▶ _EXERCISE BRIEF_: All of the lines below are to be printed again exactly; images are excluded from the output.

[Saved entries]
'''

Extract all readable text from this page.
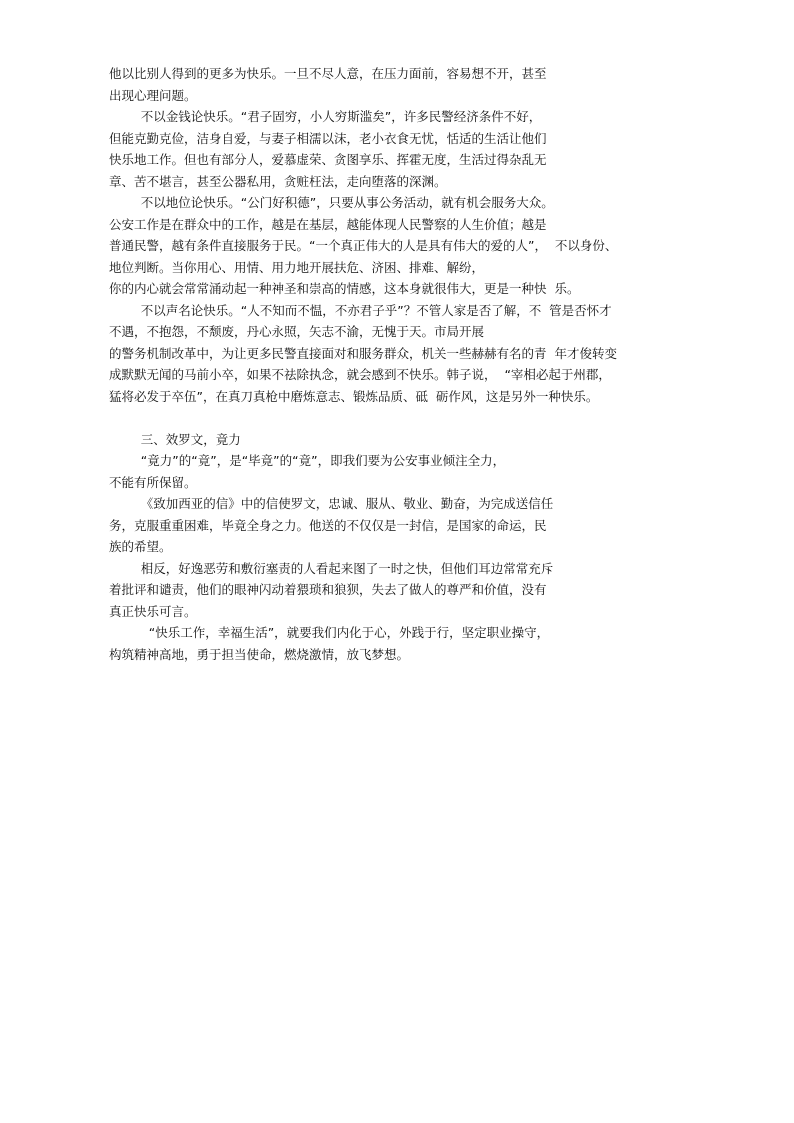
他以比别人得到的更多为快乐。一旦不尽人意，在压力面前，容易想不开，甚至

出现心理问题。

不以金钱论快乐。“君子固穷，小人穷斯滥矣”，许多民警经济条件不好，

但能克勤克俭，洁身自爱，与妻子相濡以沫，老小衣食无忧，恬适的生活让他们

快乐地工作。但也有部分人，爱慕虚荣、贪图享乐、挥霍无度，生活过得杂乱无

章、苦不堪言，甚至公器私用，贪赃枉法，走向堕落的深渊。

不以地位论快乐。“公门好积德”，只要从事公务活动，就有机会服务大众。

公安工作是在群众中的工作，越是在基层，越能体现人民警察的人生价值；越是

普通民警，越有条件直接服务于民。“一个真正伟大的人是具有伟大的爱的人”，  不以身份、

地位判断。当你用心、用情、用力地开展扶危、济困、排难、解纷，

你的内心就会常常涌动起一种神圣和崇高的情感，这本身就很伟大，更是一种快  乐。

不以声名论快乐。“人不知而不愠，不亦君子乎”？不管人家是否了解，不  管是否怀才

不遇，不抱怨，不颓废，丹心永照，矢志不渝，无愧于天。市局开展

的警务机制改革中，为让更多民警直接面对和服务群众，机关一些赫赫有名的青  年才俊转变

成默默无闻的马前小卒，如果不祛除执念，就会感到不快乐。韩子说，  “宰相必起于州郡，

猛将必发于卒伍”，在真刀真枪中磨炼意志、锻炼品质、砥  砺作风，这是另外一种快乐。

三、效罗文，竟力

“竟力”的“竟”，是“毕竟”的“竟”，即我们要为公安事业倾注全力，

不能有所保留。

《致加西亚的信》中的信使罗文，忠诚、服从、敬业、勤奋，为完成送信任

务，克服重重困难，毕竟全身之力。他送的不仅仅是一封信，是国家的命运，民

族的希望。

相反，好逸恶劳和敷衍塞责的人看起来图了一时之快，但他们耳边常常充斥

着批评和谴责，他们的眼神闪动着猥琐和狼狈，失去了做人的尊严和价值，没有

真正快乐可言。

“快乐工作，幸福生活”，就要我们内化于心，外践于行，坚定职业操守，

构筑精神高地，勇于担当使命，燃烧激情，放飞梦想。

'''

▶ _COMPLETED EXERCISE_:
Extract all readable text from this page.
他以比别人得到的更多为快乐。一旦不尽人意，在压力面前，容易想不开，甚至

出现心理问题。

不以金钱论快乐。“君子固穷，小人穷斯滥矣”，许多民警经济条件不好，

但能克勤克俭，洁身自爱，与妻子相濡以沫，老小衣食无忧，恬适的生活让他们

快乐地工作。但也有部分人，爱慕虚荣、贪图享乐、挥霍无度，生活过得杂乱无

章、苦不堪言，甚至公器私用，贪赃枉法，走向堕落的深渊。

不以地位论快乐。“公门好积德”，只要从事公务活动，就有机会服务大众。

公安工作是在群众中的工作，越是在基层，越能体现人民警察的人生价值；越是

普通民警，越有条件直接服务于民。“一个真正伟大的人是具有伟大的爱的人”，  不以身份、

地位判断。当你用心、用情、用力地开展扶危、济困、排难、解纷，

你的内心就会常常涌动起一种神圣和崇高的情感，这本身就很伟大，更是一种快  乐。

不以声名论快乐。“人不知而不愠，不亦君子乎”？不管人家是否了解，不  管是否怀才

不遇，不抱怨，不颓废，丹心永照，矢志不渝，无愧于天。市局开展

的警务机制改革中，为让更多民警直接面对和服务群众，机关一些赫赫有名的青  年才俊转变

成默默无闻的马前小卒，如果不祛除执念，就会感到不快乐。韩子说，  “宰相必起于州郡，

猛将必发于卒伍”，在真刀真枪中磨炼意志、锻炼品质、砥  砺作风，这是另外一种快乐。

三、效罗文，竟力

“竟力”的“竟”，是“毕竟”的“竟”，即我们要为公安事业倾注全力，

不能有所保留。

《致加西亚的信》中的信使罗文，忠诚、服从、敬业、勤奋，为完成送信任

务，克服重重困难，毕竟全身之力。他送的不仅仅是一封信，是国家的命运，民

族的希望。

相反，好逸恶劳和敷衍塞责的人看起来图了一时之快，但他们耳边常常充斥

着批评和谴责，他们的眼神闪动着猥琐和狼狈，失去了做人的尊严和价值，没有

真正快乐可言。

“快乐工作，幸福生活”，就要我们内化于心，外践于行，坚定职业操守，

构筑精神高地，勇于担当使命，燃烧激情，放飞梦想。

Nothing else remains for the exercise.